**Task to carry out:** Look through the records below, and copy out every line that holds the string "toto".

**Exercise materials:**
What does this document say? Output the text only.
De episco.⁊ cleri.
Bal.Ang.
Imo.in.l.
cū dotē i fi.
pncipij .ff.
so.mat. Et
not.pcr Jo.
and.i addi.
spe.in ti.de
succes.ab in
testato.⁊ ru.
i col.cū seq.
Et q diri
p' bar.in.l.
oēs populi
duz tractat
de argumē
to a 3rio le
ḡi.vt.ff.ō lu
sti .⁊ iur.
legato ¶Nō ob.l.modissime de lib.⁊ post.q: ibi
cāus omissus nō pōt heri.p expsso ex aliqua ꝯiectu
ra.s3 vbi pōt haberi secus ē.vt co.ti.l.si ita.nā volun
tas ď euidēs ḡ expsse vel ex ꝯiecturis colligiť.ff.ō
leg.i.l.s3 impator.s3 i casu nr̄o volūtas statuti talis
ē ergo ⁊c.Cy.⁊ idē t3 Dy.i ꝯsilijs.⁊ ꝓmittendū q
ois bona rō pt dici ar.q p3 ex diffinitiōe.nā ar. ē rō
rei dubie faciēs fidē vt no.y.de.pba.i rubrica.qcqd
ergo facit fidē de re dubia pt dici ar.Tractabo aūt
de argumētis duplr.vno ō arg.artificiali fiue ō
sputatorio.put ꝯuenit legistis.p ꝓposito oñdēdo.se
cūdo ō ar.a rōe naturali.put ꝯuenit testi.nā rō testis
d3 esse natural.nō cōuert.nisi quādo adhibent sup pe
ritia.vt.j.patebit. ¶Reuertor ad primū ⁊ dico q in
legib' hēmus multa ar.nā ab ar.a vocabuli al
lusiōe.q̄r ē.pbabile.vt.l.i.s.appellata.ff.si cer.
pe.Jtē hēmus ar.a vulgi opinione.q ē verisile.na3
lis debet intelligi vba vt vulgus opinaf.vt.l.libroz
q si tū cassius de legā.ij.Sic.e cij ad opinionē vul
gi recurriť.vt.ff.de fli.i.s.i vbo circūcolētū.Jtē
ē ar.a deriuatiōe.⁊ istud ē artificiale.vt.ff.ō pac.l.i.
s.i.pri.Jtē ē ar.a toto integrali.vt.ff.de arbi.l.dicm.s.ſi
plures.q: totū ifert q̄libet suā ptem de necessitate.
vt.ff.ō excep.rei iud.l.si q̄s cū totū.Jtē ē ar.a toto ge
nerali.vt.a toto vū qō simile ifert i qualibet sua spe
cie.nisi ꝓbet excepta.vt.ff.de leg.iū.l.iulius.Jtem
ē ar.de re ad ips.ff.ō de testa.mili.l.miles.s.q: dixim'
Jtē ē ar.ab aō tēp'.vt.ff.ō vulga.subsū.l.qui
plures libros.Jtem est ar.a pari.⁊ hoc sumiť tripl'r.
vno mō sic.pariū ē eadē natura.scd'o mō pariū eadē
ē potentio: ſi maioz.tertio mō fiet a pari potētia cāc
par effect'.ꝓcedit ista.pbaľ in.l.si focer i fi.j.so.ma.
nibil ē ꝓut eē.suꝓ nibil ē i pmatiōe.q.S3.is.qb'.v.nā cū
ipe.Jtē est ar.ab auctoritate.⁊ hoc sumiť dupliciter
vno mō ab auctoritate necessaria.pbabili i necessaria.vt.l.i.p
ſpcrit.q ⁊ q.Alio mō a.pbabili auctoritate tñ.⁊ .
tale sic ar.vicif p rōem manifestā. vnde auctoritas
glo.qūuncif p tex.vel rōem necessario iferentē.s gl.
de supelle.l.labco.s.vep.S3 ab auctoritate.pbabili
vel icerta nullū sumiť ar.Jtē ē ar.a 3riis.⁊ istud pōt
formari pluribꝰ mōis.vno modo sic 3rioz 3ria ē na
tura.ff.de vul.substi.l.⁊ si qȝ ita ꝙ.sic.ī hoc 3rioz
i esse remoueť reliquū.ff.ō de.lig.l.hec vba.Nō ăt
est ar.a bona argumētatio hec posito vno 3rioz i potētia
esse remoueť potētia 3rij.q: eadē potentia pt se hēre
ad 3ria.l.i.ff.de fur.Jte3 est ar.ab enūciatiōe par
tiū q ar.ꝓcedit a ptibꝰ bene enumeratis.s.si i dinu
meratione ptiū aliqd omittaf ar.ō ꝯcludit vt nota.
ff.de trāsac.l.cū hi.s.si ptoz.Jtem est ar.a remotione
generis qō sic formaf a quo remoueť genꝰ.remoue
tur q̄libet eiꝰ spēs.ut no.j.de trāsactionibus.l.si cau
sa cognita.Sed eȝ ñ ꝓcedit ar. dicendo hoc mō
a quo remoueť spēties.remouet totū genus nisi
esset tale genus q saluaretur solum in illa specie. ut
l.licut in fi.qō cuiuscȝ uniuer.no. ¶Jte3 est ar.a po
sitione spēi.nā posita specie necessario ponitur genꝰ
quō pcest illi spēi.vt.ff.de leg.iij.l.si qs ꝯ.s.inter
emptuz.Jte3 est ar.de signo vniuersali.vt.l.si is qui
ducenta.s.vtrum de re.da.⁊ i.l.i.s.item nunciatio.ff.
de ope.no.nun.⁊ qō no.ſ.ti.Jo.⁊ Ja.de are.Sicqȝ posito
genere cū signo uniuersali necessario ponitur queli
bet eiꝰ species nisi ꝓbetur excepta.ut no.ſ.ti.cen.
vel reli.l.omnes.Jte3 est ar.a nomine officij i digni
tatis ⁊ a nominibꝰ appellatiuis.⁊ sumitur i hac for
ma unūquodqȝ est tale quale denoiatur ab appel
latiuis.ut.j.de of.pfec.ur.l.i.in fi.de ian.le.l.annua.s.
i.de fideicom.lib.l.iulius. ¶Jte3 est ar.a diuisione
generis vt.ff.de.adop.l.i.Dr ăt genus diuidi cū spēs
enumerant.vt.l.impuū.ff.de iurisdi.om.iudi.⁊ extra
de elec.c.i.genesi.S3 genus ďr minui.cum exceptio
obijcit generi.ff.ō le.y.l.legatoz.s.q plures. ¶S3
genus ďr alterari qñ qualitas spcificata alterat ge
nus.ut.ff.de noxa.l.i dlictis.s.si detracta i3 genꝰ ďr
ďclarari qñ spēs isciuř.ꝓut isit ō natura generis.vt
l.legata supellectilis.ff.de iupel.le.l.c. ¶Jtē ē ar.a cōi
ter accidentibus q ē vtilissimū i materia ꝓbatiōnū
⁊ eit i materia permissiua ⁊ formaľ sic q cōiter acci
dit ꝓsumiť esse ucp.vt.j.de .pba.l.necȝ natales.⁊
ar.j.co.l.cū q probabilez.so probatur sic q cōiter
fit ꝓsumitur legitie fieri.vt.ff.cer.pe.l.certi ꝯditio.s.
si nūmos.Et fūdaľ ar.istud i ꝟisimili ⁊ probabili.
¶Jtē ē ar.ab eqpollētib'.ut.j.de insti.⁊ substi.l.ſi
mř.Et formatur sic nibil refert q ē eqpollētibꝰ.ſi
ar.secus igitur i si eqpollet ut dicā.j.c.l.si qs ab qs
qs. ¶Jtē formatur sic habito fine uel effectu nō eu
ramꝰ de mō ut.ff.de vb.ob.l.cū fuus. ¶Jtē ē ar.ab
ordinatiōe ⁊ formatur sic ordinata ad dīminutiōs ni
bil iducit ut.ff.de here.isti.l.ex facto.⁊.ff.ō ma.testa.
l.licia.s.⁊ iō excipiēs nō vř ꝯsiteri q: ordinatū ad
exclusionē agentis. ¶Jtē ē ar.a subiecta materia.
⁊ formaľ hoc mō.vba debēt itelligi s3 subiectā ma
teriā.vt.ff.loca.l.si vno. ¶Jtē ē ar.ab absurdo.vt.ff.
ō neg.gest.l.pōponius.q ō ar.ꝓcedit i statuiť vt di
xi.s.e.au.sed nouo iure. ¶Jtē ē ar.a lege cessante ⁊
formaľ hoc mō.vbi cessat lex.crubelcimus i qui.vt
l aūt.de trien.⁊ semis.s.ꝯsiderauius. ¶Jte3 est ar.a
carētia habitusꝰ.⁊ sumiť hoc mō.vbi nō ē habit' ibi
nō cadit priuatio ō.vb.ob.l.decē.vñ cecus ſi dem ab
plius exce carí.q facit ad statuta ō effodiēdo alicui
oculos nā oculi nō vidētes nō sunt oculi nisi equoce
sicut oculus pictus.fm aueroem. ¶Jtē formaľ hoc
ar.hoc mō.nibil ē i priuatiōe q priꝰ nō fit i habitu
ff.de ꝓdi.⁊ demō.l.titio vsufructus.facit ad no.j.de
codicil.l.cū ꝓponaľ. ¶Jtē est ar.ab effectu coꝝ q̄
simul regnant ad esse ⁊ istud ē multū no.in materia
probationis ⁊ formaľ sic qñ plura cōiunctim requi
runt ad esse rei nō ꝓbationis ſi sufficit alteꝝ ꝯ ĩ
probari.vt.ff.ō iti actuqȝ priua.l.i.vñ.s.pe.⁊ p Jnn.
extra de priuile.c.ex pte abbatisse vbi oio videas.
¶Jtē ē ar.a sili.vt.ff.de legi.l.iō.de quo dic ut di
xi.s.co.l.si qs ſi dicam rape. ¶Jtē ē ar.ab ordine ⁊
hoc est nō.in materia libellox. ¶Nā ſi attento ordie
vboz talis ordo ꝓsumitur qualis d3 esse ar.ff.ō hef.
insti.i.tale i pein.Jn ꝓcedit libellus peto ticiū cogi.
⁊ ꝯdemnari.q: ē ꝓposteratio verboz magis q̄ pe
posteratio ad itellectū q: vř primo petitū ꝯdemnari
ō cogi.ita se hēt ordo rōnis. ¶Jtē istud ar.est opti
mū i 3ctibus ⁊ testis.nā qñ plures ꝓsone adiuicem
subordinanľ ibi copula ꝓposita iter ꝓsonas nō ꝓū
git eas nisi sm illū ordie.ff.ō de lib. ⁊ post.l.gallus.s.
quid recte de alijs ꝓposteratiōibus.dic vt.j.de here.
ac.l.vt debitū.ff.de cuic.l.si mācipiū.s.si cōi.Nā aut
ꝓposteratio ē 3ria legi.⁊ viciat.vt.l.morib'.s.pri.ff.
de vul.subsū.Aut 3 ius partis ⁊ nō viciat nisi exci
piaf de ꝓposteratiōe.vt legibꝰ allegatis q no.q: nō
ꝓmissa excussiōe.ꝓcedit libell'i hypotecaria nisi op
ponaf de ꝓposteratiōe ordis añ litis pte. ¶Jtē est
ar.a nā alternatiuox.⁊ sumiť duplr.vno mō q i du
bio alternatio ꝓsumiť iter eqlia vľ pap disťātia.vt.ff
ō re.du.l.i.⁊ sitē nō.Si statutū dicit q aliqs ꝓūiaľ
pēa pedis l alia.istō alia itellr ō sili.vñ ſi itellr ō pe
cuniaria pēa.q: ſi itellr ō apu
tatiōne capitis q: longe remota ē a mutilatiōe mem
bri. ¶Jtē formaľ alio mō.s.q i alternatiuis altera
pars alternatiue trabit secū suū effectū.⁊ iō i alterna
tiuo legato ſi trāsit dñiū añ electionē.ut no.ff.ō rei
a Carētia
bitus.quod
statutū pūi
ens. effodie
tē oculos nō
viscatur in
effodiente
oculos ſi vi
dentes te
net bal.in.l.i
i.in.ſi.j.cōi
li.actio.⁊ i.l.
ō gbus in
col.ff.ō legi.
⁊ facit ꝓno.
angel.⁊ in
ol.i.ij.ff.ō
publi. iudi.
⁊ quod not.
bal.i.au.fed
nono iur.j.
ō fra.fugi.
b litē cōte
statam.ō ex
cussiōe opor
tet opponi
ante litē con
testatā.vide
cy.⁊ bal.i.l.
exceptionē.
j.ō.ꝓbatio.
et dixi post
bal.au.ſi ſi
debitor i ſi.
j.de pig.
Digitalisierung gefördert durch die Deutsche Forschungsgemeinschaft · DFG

**Result for this exercise:**
s.i.pri.Jtē ē ar.a toto integrali.vt.ff.de arbi.l.dicm.s.ſi
vt.ff.ō excep.rei iud.l.si q̄s cū totū.Jtē ē ar.a toto ge
nerali.vt.a toto vū qō simile ifert i qualibet sua spe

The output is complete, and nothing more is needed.